*Exercise objective*
Repeat each entry as written and leave the images out of the copy.

*Data section*

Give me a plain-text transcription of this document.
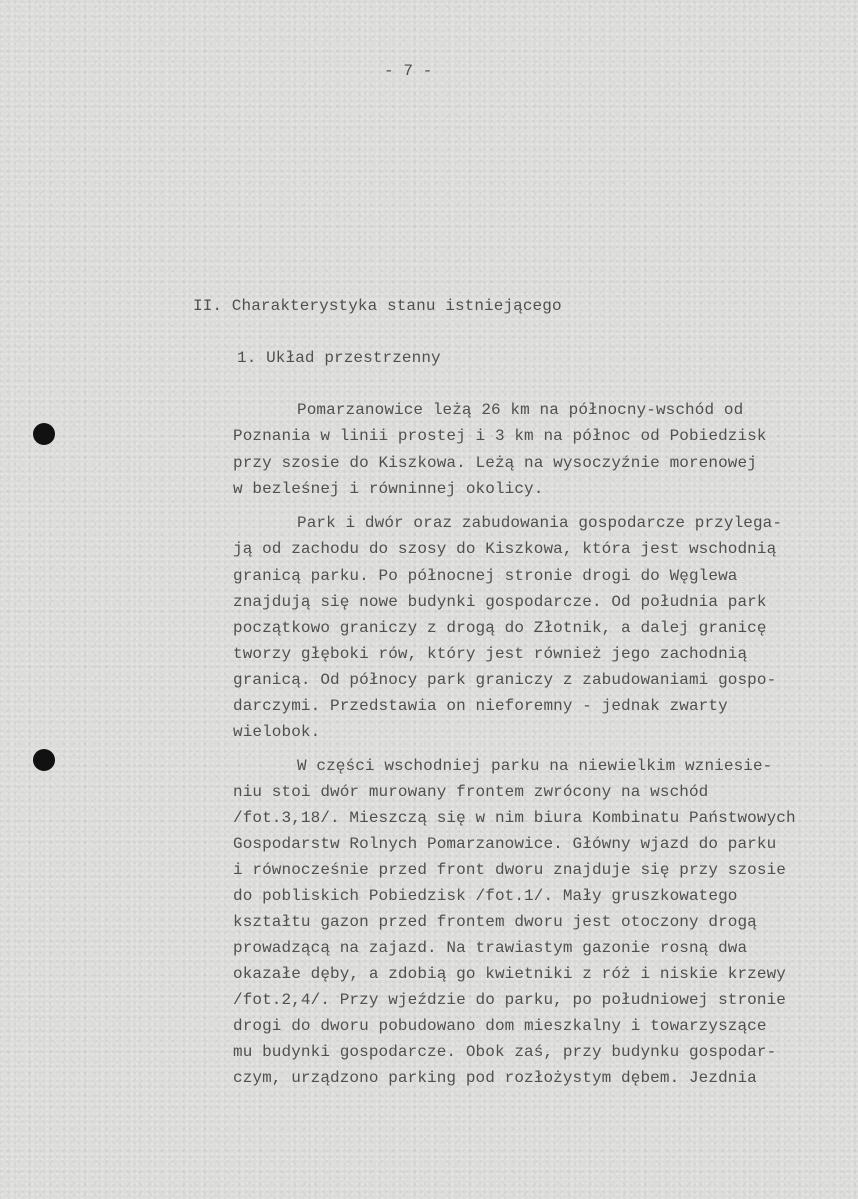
- 7 -
II. Charakterystyka stanu istniejącego
1. Układ przestrzenny
Pomarzanowice leżą 26 km na północny-wschód od
Poznania w linii prostej i 3 km na północ od Pobiedzisk
przy szosie do Kiszkowa. Leżą na wysoczyźnie morenowej
w bezleśnej i równinnej okolicy.
Park i dwór oraz zabudowania gospodarcze przylega-
ją od zachodu do szosy do Kiszkowa, która jest wschodnią
granicą parku. Po północnej stronie drogi do Węglewa
znajdują się nowe budynki gospodarcze. Od południa park
początkowo graniczy z drogą do Złotnik, a dalej granicę
tworzy głęboki rów, który jest również jego zachodnią
granicą. Od północy park graniczy z zabudowaniami gospo-
darczymi. Przedstawia on nieforemny - jednak zwarty
wielobok.
W części wschodniej parku na niewielkim wzniesie-
niu stoi dwór murowany frontem zwrócony na wschód
/fot.3,18/. Mieszczą się w nim biura Kombinatu Państwowych
Gospodarstw Rolnych Pomarzanowice. Główny wjazd do parku
i równocześnie przed front dworu znajduje się przy szosie
do pobliskich Pobiedzisk /fot.1/. Mały gruszkowatego
kształtu gazon przed frontem dworu jest otoczony drogą
prowadzącą na zajazd. Na trawiastym gazonie rosną dwa
okazałe dęby, a zdobią go kwietniki z róż i niskie krzewy
/fot.2,4/. Przy wjeździe do parku, po południowej stronie
drogi do dworu pobudowano dom mieszkalny i towarzyszące
mu budynki gospodarcze. Obok zaś, przy budynku gospodar-
czym, urządzono parking pod rozłożystym dębem. Jezdnia
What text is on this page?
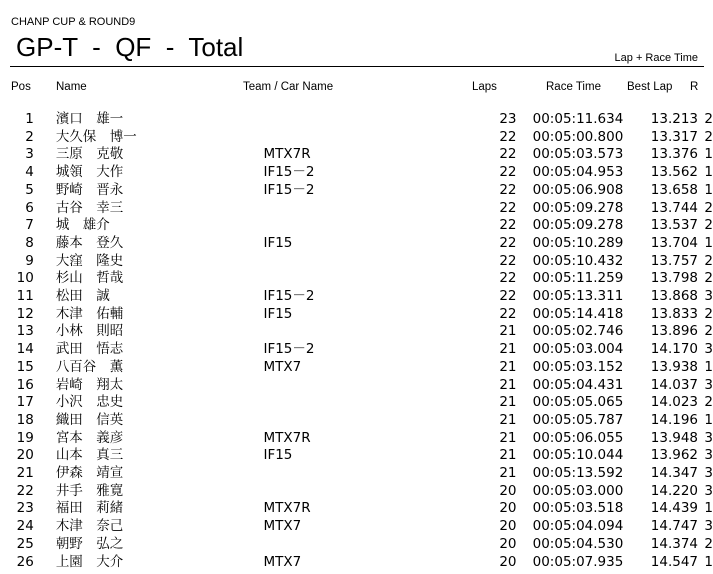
CHANP CUP & ROUND9
GP-T  -  QF  -  Total	Lap + Race Time
Pos Name	Team / Car Name	Laps	Race Time Best Lap R
1	濱口　雄一		23	00:05:11.634	13.213	2
2	大久保　博一		22	00:05:00.800	13.317	2
3	三原　克敬	MTX7R	22	00:05:03.573	13.376	1
4	城領　大作	IF15－2	22	00:05:04.953	13.562	1
5	野崎　晋永	IF15－2	22	00:05:06.908	13.658	1
6	古谷　幸三		22	00:05:09.278	13.744	2
7	城　雄介		22	00:05:09.278	13.537	2
8	藤本　登久	IF15	22	00:05:10.289	13.704	1
9	大窪　隆史		22	00:05:10.432	13.757	2
10	杉山　哲哉		22	00:05:11.259	13.798	2
11	松田　誠	IF15－2	22	00:05:13.311	13.868	3
12	木津　佑輔	IF15	22	00:05:14.418	13.833	2
13	小林　則昭		21	00:05:02.746	13.896	2
14	武田　悟志	IF15－2	21	00:05:03.004	14.170	3
15	八百谷　薫	MTX7	21	00:05:03.152	13.938	1
16	岩崎　翔太		21	00:05:04.431	14.037	3
17	小沢　忠史		21	00:05:05.065	14.023	2
18	織田　信英		21	00:05:05.787	14.196	1
19	宮本　義彦	MTX7R	21	00:05:06.055	13.948	3
20	山本　真三	IF15	21	00:05:10.044	13.962	3
21	伊森　靖宣		21	00:05:13.592	14.347	3
22	井手　雅寛		20	00:05:03.000	14.220	3
23	福田　莉緒	MTX7R	20	00:05:03.518	14.439	1
24	木津　奈己	MTX7	20	00:05:04.094	14.747	3
25	朝野　弘之		20	00:05:04.530	14.374	2
26	上園　大介	MTX7	20	00:05:07.935	14.547	1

*Full answer*
Give me a plain-text transcription of this document.
- 7 -
II. Charakterystyka stanu istniejącego
1. Układ przestrzenny
Pomarzanowice leżą 26 km na północny-wschód od
Poznania w linii prostej i 3 km na północ od Pobiedzisk
przy szosie do Kiszkowa. Leżą na wysoczyźnie morenowej
w bezleśnej i równinnej okolicy.
Park i dwór oraz zabudowania gospodarcze przylega-
ją od zachodu do szosy do Kiszkowa, która jest wschodnią
granicą parku. Po północnej stronie drogi do Węglewa
znajdują się nowe budynki gospodarcze. Od południa park
początkowo graniczy z drogą do Złotnik, a dalej granicę
tworzy głęboki rów, który jest również jego zachodnią
granicą. Od północy park graniczy z zabudowaniami gospo-
darczymi. Przedstawia on nieforemny - jednak zwarty
wielobok.
W części wschodniej parku na niewielkim wzniesie-
niu stoi dwór murowany frontem zwrócony na wschód
/fot.3,18/. Mieszczą się w nim biura Kombinatu Państwowych
Gospodarstw Rolnych Pomarzanowice. Główny wjazd do parku
i równocześnie przed front dworu znajduje się przy szosie
do pobliskich Pobiedzisk /fot.1/. Mały gruszkowatego
kształtu gazon przed frontem dworu jest otoczony drogą
prowadzącą na zajazd. Na trawiastym gazonie rosną dwa
okazałe dęby, a zdobią go kwietniki z róż i niskie krzewy
/fot.2,4/. Przy wjeździe do parku, po południowej stronie
drogi do dworu pobudowano dom mieszkalny i towarzyszące
mu budynki gospodarcze. Obok zaś, przy budynku gospodar-
czym, urządzono parking pod rozłożystym dębem. Jezdnia
What text is on this page?
CHANP CUP & ROUND9
GP-T  -  QF  -  Total	Lap + Race Time
Pos Name	Team / Car Name	Laps	Race Time Best Lap R
1	濱口　雄一		23	00:05:11.634	13.213	2
2	大久保　博一		22	00:05:00.800	13.317	2
3	三原　克敬	MTX7R	22	00:05:03.573	13.376	1
4	城領　大作	IF15－2	22	00:05:04.953	13.562	1
5	野崎　晋永	IF15－2	22	00:05:06.908	13.658	1
6	古谷　幸三		22	00:05:09.278	13.744	2
7	城　雄介		22	00:05:09.278	13.537	2
8	藤本　登久	IF15	22	00:05:10.289	13.704	1
9	大窪　隆史		22	00:05:10.432	13.757	2
10	杉山　哲哉		22	00:05:11.259	13.798	2
11	松田　誠	IF15－2	22	00:05:13.311	13.868	3
12	木津　佑輔	IF15	22	00:05:14.418	13.833	2
13	小林　則昭		21	00:05:02.746	13.896	2
14	武田　悟志	IF15－2	21	00:05:03.004	14.170	3
15	八百谷　薫	MTX7	21	00:05:03.152	13.938	1
16	岩崎　翔太		21	00:05:04.431	14.037	3
17	小沢　忠史		21	00:05:05.065	14.023	2
18	織田　信英		21	00:05:05.787	14.196	1
19	宮本　義彦	MTX7R	21	00:05:06.055	13.948	3
20	山本　真三	IF15	21	00:05:10.044	13.962	3
21	伊森　靖宣		21	00:05:13.592	14.347	3
22	井手　雅寛		20	00:05:03.000	14.220	3
23	福田　莉緒	MTX7R	20	00:05:03.518	14.439	1
24	木津　奈己	MTX7	20	00:05:04.094	14.747	3
25	朝野　弘之		20	00:05:04.530	14.374	2
26	上園　大介	MTX7	20	00:05:07.935	14.547	1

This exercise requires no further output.